WHAT IS NEEDED:
The records below must be duplicated exactly, character for character.

(Dataset listings of figures)

-=-=-=-=-

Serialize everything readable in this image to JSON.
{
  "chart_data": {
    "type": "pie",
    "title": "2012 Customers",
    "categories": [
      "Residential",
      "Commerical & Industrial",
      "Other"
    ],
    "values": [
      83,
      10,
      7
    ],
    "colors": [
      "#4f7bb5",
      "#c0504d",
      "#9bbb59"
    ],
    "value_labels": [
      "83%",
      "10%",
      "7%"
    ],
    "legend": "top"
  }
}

-=-=-=-=-

FULL ANSWER:
Serialize everything readable in this image to JSON.
{
  "chart_data": {
    "type": "pie",
    "title": "2012 Customers",
    "categories": [
      "Residential",
      "Commerical & Industrial",
      "Other"
    ],
    "values": [
      83,
      10,
      7
    ],
    "colors": [
      "#4f7bb5",
      "#c0504d",
      "#9bbb59"
    ],
    "value_labels": [
      "83%",
      "10%",
      "7%"
    ],
    "legend": "top"
  }
}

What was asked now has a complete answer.